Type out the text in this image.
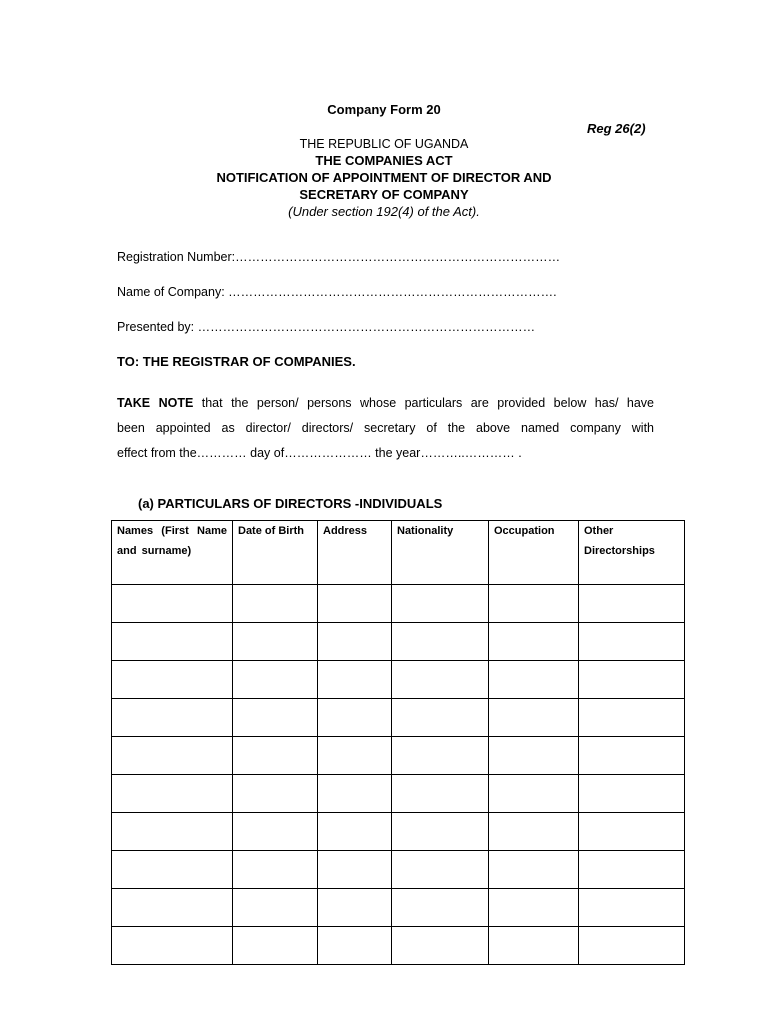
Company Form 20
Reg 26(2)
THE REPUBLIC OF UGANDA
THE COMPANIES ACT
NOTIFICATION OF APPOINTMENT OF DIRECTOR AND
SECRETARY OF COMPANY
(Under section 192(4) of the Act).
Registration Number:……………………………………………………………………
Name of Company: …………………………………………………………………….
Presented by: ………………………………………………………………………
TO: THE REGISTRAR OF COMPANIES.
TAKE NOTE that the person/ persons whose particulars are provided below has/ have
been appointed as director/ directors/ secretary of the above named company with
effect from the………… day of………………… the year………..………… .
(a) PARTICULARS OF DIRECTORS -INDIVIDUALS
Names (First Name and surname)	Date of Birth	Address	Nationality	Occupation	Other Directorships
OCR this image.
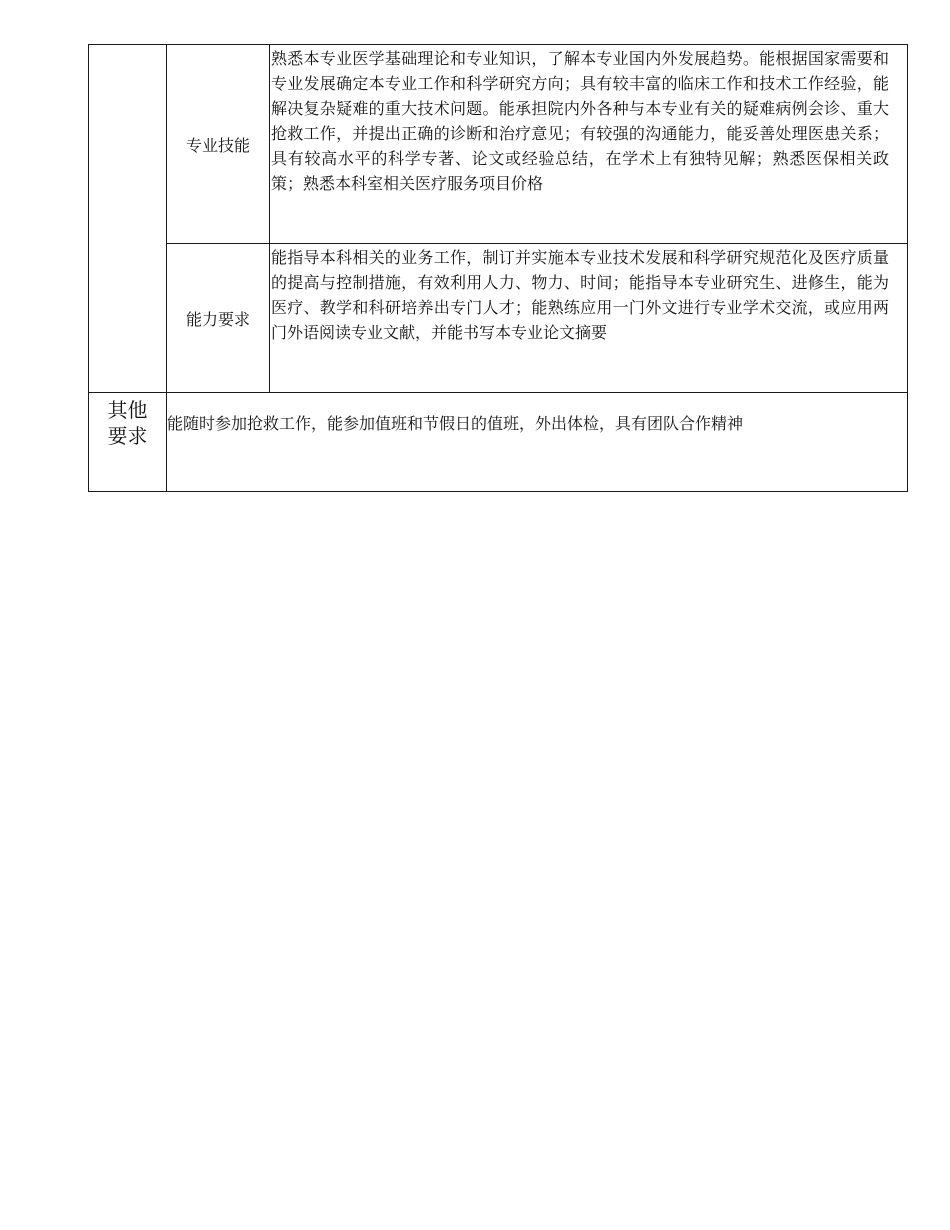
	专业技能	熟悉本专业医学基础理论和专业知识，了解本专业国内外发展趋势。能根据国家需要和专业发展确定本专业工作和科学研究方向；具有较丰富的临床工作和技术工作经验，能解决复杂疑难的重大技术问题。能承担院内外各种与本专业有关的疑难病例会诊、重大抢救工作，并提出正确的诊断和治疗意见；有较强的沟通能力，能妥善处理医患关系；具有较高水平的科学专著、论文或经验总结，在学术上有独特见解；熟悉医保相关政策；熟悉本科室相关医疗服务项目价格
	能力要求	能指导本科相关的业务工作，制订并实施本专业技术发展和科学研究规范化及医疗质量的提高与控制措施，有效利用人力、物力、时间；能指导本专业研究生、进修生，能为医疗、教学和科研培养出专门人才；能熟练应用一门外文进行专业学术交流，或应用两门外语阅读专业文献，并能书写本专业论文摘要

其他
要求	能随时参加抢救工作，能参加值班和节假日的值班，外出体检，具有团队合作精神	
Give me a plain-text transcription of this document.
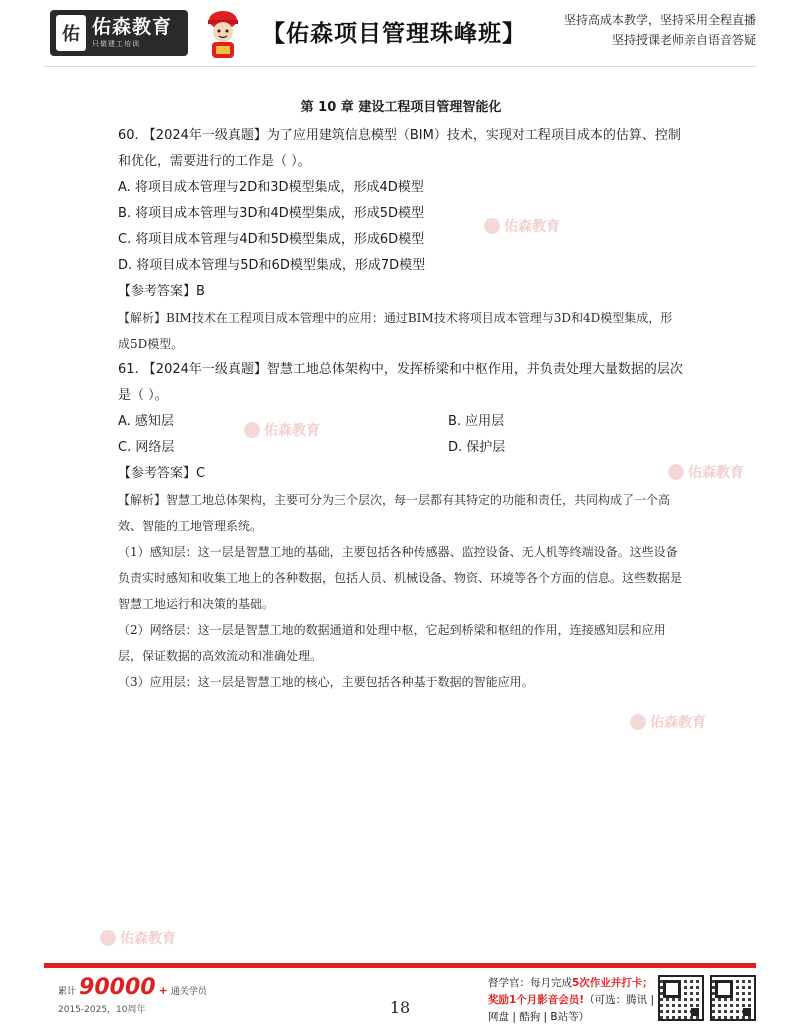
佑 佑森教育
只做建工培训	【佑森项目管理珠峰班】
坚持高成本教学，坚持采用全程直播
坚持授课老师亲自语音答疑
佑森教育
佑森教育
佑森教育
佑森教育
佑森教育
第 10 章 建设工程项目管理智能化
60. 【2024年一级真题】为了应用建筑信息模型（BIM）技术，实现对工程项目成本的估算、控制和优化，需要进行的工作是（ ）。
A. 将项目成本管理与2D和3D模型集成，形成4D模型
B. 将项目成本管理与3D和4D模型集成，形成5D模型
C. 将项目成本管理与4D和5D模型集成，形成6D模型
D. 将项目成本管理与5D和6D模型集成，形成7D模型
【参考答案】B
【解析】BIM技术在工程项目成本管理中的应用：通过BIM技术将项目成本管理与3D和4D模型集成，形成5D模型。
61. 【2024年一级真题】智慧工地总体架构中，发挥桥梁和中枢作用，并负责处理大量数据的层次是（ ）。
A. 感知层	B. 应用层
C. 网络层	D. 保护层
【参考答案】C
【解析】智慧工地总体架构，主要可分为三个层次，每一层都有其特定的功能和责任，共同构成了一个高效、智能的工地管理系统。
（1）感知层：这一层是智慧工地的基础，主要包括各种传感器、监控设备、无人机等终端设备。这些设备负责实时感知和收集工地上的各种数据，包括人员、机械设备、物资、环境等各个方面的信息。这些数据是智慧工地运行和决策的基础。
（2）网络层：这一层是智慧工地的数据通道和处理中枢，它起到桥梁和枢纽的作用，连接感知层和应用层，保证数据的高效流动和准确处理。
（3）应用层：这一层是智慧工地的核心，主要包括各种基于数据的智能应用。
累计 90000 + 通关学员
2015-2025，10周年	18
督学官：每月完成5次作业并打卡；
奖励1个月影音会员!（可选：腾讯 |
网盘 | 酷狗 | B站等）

### TASK
Using the material above, state how many lines include the string "COMPANIES". Answer with a single number.

### FINISHED ANSWER
2